>> start

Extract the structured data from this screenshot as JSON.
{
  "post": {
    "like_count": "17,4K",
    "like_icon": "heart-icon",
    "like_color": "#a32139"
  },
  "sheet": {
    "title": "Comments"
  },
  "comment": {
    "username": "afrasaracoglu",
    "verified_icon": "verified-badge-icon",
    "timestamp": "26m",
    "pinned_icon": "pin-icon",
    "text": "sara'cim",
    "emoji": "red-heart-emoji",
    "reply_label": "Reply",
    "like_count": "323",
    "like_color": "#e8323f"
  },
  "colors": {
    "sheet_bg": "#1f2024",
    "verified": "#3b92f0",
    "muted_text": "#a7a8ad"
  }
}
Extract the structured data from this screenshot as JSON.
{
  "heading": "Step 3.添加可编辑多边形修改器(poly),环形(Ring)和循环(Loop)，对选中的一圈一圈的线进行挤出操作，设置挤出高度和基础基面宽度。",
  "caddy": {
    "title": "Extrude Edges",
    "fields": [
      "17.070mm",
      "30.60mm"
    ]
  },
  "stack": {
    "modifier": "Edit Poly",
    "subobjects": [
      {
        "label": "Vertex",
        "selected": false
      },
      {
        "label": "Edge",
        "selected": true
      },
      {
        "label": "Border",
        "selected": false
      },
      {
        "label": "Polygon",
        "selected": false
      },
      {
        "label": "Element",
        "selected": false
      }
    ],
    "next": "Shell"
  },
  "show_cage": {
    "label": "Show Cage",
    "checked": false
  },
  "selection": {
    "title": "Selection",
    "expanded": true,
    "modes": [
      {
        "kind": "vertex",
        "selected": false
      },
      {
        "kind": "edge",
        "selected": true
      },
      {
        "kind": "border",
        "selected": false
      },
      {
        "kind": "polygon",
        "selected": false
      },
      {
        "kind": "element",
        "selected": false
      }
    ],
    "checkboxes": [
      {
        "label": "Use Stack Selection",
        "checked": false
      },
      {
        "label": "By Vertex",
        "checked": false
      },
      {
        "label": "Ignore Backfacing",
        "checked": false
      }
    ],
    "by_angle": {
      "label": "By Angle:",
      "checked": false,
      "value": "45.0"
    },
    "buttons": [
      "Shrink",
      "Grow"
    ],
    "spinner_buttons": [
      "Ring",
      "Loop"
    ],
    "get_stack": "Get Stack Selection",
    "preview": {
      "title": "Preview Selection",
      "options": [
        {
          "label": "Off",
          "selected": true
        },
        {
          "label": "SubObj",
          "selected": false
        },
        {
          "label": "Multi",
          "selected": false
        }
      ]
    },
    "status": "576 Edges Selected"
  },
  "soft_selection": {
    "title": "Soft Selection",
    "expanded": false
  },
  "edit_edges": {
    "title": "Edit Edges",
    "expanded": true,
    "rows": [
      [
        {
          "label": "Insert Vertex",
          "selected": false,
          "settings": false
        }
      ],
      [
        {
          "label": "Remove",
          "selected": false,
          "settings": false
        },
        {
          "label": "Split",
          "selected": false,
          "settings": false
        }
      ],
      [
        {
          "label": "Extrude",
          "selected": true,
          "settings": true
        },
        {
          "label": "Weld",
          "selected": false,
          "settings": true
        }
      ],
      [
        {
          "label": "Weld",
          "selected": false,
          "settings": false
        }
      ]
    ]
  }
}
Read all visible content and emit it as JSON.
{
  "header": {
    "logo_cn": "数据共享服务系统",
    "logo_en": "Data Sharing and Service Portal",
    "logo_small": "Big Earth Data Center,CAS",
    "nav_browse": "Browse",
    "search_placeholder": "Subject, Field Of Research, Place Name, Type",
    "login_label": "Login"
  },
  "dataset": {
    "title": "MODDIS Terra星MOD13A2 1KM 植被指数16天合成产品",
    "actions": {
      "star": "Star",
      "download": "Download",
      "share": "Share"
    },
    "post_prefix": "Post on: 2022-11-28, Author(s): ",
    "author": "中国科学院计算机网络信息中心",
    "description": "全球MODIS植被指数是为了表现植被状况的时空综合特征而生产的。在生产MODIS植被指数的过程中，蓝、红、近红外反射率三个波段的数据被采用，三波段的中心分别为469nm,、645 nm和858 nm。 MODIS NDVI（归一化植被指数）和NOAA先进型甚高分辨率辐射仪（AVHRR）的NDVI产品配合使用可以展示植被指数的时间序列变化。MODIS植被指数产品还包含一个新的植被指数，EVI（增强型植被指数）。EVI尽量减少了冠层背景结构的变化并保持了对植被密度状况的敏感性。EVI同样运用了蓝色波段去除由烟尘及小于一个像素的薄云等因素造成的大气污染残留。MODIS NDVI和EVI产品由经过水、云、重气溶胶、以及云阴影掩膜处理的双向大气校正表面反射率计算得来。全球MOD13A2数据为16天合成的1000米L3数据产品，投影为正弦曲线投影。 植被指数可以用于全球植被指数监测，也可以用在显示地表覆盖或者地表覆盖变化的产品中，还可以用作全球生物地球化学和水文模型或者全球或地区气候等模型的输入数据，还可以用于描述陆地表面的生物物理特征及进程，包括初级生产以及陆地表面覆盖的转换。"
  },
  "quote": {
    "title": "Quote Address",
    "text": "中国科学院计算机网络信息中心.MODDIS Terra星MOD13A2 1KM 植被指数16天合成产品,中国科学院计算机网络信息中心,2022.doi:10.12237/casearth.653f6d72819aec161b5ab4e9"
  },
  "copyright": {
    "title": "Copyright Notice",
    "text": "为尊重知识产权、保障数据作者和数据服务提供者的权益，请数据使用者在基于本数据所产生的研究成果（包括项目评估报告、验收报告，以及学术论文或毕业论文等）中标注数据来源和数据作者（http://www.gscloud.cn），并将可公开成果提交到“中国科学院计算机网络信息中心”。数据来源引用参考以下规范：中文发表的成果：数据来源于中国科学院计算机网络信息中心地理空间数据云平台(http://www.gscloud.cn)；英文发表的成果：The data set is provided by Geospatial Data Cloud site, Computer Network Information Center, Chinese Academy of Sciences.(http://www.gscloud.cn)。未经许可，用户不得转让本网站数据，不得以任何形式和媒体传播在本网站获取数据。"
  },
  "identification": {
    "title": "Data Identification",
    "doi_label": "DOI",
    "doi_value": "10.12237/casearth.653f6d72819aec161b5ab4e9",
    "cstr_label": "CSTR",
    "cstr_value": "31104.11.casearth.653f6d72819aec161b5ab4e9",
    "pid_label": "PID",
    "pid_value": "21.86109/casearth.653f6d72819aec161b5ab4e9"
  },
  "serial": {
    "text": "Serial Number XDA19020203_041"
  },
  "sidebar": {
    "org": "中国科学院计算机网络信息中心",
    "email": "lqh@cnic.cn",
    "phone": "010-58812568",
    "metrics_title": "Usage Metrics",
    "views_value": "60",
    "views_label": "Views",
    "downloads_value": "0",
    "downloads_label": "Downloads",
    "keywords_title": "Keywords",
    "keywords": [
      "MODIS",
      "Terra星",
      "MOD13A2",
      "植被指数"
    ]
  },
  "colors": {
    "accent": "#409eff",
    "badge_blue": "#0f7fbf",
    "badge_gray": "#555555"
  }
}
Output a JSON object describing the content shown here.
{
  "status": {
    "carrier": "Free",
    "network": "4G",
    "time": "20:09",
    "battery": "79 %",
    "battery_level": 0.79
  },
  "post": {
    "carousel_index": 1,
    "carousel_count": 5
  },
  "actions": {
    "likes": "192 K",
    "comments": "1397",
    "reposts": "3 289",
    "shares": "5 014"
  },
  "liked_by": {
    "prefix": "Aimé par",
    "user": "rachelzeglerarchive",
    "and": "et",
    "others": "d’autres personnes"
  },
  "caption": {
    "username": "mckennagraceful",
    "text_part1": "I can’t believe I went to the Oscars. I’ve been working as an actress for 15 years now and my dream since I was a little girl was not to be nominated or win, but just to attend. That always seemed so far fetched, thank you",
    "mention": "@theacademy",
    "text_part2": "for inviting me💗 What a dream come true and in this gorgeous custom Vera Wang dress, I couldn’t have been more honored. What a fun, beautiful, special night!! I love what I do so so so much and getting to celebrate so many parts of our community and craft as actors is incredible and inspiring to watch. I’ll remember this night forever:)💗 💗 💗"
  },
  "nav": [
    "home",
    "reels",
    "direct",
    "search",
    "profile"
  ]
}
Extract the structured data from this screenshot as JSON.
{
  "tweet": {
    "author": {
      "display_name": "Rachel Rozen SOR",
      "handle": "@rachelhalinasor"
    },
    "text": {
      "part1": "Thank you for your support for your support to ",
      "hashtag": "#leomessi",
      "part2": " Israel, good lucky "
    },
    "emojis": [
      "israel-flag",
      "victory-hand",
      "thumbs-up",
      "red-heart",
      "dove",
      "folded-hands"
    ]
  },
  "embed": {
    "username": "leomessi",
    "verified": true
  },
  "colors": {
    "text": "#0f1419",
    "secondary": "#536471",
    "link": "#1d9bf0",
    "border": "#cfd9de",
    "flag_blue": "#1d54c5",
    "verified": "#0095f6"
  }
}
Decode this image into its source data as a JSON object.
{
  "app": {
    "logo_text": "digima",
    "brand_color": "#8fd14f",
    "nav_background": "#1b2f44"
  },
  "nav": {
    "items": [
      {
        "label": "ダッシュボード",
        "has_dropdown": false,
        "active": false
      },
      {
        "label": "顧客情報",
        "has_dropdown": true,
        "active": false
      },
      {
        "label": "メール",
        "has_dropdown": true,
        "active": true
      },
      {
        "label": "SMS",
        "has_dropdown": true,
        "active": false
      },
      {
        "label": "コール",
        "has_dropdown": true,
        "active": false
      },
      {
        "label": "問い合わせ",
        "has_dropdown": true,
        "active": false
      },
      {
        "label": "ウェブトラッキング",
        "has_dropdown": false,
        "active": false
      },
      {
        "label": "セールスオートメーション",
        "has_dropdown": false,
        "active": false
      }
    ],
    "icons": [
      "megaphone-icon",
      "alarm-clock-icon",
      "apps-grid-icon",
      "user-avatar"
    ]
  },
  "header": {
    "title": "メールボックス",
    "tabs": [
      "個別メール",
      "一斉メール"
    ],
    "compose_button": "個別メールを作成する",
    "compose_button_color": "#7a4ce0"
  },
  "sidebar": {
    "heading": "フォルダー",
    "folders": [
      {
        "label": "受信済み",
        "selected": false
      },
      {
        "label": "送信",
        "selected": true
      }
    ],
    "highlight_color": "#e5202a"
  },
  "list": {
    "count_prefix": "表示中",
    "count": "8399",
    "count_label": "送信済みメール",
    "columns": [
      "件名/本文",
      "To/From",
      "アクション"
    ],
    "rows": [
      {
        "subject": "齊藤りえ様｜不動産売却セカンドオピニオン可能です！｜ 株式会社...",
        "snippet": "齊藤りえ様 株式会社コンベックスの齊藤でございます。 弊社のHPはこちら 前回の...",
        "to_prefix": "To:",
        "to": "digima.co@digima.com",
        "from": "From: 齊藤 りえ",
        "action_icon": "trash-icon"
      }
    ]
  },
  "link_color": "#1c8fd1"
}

>> end

*What the task asks:* Select and copy every line of the material that holds the string "heart".

*Written reply:*
    "like_icon": "heart-icon",
    "emoji": "red-heart-emoji",
      "red-heart",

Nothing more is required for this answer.